### Aim
Reproduce the whole listing, character for character.

### Dataset rows

**********

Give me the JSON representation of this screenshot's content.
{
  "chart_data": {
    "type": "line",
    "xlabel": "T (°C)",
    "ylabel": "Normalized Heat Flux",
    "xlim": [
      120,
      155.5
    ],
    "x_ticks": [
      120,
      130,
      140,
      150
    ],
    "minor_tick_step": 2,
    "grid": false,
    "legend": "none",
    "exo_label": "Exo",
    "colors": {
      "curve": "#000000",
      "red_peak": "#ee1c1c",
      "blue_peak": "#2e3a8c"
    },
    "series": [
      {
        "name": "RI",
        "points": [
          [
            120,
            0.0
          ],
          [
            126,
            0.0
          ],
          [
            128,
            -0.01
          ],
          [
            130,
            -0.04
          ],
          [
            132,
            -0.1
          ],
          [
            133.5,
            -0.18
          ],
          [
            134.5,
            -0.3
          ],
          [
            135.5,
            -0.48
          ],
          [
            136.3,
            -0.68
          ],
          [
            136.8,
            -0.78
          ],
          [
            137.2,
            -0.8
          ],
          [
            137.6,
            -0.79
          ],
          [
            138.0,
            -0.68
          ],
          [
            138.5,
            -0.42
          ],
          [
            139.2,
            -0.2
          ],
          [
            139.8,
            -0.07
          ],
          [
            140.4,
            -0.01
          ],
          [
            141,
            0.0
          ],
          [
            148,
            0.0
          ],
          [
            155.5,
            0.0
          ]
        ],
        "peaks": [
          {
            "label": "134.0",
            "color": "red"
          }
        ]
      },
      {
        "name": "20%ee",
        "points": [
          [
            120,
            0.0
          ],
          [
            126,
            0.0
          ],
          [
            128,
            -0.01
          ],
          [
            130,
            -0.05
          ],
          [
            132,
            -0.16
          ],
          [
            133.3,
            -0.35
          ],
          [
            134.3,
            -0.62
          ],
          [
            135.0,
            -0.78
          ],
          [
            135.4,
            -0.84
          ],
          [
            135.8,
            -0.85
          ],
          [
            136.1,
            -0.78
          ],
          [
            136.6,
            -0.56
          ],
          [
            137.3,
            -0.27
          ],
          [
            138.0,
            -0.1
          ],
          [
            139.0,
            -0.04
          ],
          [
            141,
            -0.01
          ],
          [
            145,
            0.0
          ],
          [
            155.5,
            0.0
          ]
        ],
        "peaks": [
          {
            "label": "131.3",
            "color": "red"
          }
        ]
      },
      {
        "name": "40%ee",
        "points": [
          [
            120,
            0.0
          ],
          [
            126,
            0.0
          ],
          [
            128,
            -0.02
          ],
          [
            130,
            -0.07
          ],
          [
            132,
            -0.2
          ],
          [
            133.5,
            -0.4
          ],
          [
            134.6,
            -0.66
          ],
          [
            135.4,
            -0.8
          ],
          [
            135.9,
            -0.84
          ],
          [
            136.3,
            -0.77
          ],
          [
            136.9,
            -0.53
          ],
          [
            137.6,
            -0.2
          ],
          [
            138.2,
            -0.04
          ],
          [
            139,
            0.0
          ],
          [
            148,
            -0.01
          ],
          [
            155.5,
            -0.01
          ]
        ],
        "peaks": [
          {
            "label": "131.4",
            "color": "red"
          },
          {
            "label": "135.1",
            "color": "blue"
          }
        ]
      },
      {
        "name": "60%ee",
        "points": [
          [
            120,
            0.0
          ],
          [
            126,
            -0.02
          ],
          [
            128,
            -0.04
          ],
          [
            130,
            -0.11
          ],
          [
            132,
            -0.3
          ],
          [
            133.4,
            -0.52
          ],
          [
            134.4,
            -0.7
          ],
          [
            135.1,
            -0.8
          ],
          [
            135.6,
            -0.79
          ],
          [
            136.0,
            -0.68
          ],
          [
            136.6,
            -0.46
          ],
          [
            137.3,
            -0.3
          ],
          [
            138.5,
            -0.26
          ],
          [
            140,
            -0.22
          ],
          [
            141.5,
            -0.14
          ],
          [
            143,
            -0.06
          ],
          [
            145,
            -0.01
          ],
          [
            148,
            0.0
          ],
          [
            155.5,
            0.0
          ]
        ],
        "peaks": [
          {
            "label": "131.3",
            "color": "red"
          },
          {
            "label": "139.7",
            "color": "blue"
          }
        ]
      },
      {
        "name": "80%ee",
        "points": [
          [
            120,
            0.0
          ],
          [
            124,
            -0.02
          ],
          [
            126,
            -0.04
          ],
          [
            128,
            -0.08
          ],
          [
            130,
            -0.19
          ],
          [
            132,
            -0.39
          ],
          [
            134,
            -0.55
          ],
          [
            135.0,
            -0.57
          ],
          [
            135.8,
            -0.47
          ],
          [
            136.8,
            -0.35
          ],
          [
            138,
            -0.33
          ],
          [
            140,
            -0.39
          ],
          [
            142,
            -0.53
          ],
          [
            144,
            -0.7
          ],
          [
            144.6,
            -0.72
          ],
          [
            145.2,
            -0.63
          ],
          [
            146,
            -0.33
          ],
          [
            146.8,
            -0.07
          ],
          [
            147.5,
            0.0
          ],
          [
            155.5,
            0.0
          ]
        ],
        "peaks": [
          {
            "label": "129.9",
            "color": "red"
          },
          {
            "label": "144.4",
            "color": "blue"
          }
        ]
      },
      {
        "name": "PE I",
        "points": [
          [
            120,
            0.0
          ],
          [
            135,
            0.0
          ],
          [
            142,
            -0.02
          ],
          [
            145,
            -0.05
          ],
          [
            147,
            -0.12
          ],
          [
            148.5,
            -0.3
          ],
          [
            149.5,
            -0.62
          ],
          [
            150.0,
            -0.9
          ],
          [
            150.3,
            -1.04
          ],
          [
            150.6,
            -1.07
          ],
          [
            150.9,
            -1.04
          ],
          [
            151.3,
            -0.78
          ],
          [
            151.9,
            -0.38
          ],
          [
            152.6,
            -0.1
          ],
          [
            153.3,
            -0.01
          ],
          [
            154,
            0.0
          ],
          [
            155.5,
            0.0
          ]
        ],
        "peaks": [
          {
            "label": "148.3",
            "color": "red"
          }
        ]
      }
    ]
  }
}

**********

### Answer to the task
Give me the JSON representation of this screenshot's content.
{
  "chart_data": {
    "type": "line",
    "xlabel": "T (°C)",
    "ylabel": "Normalized Heat Flux",
    "xlim": [
      120,
      155.5
    ],
    "x_ticks": [
      120,
      130,
      140,
      150
    ],
    "minor_tick_step": 2,
    "grid": false,
    "legend": "none",
    "exo_label": "Exo",
    "colors": {
      "curve": "#000000",
      "red_peak": "#ee1c1c",
      "blue_peak": "#2e3a8c"
    },
    "series": [
      {
        "name": "RI",
        "points": [
          [
            120,
            0.0
          ],
          [
            126,
            0.0
          ],
          [
            128,
            -0.01
          ],
          [
            130,
            -0.04
          ],
          [
            132,
            -0.1
          ],
          [
            133.5,
            -0.18
          ],
          [
            134.5,
            -0.3
          ],
          [
            135.5,
            -0.48
          ],
          [
            136.3,
            -0.68
          ],
          [
            136.8,
            -0.78
          ],
          [
            137.2,
            -0.8
          ],
          [
            137.6,
            -0.79
          ],
          [
            138.0,
            -0.68
          ],
          [
            138.5,
            -0.42
          ],
          [
            139.2,
            -0.2
          ],
          [
            139.8,
            -0.07
          ],
          [
            140.4,
            -0.01
          ],
          [
            141,
            0.0
          ],
          [
            148,
            0.0
          ],
          [
            155.5,
            0.0
          ]
        ],
        "peaks": [
          {
            "label": "134.0",
            "color": "red"
          }
        ]
      },
      {
        "name": "20%ee",
        "points": [
          [
            120,
            0.0
          ],
          [
            126,
            0.0
          ],
          [
            128,
            -0.01
          ],
          [
            130,
            -0.05
          ],
          [
            132,
            -0.16
          ],
          [
            133.3,
            -0.35
          ],
          [
            134.3,
            -0.62
          ],
          [
            135.0,
            -0.78
          ],
          [
            135.4,
            -0.84
          ],
          [
            135.8,
            -0.85
          ],
          [
            136.1,
            -0.78
          ],
          [
            136.6,
            -0.56
          ],
          [
            137.3,
            -0.27
          ],
          [
            138.0,
            -0.1
          ],
          [
            139.0,
            -0.04
          ],
          [
            141,
            -0.01
          ],
          [
            145,
            0.0
          ],
          [
            155.5,
            0.0
          ]
        ],
        "peaks": [
          {
            "label": "131.3",
            "color": "red"
          }
        ]
      },
      {
        "name": "40%ee",
        "points": [
          [
            120,
            0.0
          ],
          [
            126,
            0.0
          ],
          [
            128,
            -0.02
          ],
          [
            130,
            -0.07
          ],
          [
            132,
            -0.2
          ],
          [
            133.5,
            -0.4
          ],
          [
            134.6,
            -0.66
          ],
          [
            135.4,
            -0.8
          ],
          [
            135.9,
            -0.84
          ],
          [
            136.3,
            -0.77
          ],
          [
            136.9,
            -0.53
          ],
          [
            137.6,
            -0.2
          ],
          [
            138.2,
            -0.04
          ],
          [
            139,
            0.0
          ],
          [
            148,
            -0.01
          ],
          [
            155.5,
            -0.01
          ]
        ],
        "peaks": [
          {
            "label": "131.4",
            "color": "red"
          },
          {
            "label": "135.1",
            "color": "blue"
          }
        ]
      },
      {
        "name": "60%ee",
        "points": [
          [
            120,
            0.0
          ],
          [
            126,
            -0.02
          ],
          [
            128,
            -0.04
          ],
          [
            130,
            -0.11
          ],
          [
            132,
            -0.3
          ],
          [
            133.4,
            -0.52
          ],
          [
            134.4,
            -0.7
          ],
          [
            135.1,
            -0.8
          ],
          [
            135.6,
            -0.79
          ],
          [
            136.0,
            -0.68
          ],
          [
            136.6,
            -0.46
          ],
          [
            137.3,
            -0.3
          ],
          [
            138.5,
            -0.26
          ],
          [
            140,
            -0.22
          ],
          [
            141.5,
            -0.14
          ],
          [
            143,
            -0.06
          ],
          [
            145,
            -0.01
          ],
          [
            148,
            0.0
          ],
          [
            155.5,
            0.0
          ]
        ],
        "peaks": [
          {
            "label": "131.3",
            "color": "red"
          },
          {
            "label": "139.7",
            "color": "blue"
          }
        ]
      },
      {
        "name": "80%ee",
        "points": [
          [
            120,
            0.0
          ],
          [
            124,
            -0.02
          ],
          [
            126,
            -0.04
          ],
          [
            128,
            -0.08
          ],
          [
            130,
            -0.19
          ],
          [
            132,
            -0.39
          ],
          [
            134,
            -0.55
          ],
          [
            135.0,
            -0.57
          ],
          [
            135.8,
            -0.47
          ],
          [
            136.8,
            -0.35
          ],
          [
            138,
            -0.33
          ],
          [
            140,
            -0.39
          ],
          [
            142,
            -0.53
          ],
          [
            144,
            -0.7
          ],
          [
            144.6,
            -0.72
          ],
          [
            145.2,
            -0.63
          ],
          [
            146,
            -0.33
          ],
          [
            146.8,
            -0.07
          ],
          [
            147.5,
            0.0
          ],
          [
            155.5,
            0.0
          ]
        ],
        "peaks": [
          {
            "label": "129.9",
            "color": "red"
          },
          {
            "label": "144.4",
            "color": "blue"
          }
        ]
      },
      {
        "name": "PE I",
        "points": [
          [
            120,
            0.0
          ],
          [
            135,
            0.0
          ],
          [
            142,
            -0.02
          ],
          [
            145,
            -0.05
          ],
          [
            147,
            -0.12
          ],
          [
            148.5,
            -0.3
          ],
          [
            149.5,
            -0.62
          ],
          [
            150.0,
            -0.9
          ],
          [
            150.3,
            -1.04
          ],
          [
            150.6,
            -1.07
          ],
          [
            150.9,
            -1.04
          ],
          [
            151.3,
            -0.78
          ],
          [
            151.9,
            -0.38
          ],
          [
            152.6,
            -0.1
          ],
          [
            153.3,
            -0.01
          ],
          [
            154,
            0.0
          ],
          [
            155.5,
            0.0
          ]
        ],
        "peaks": [
          {
            "label": "148.3",
            "color": "red"
          }
        ]
      }
    ]
  }
}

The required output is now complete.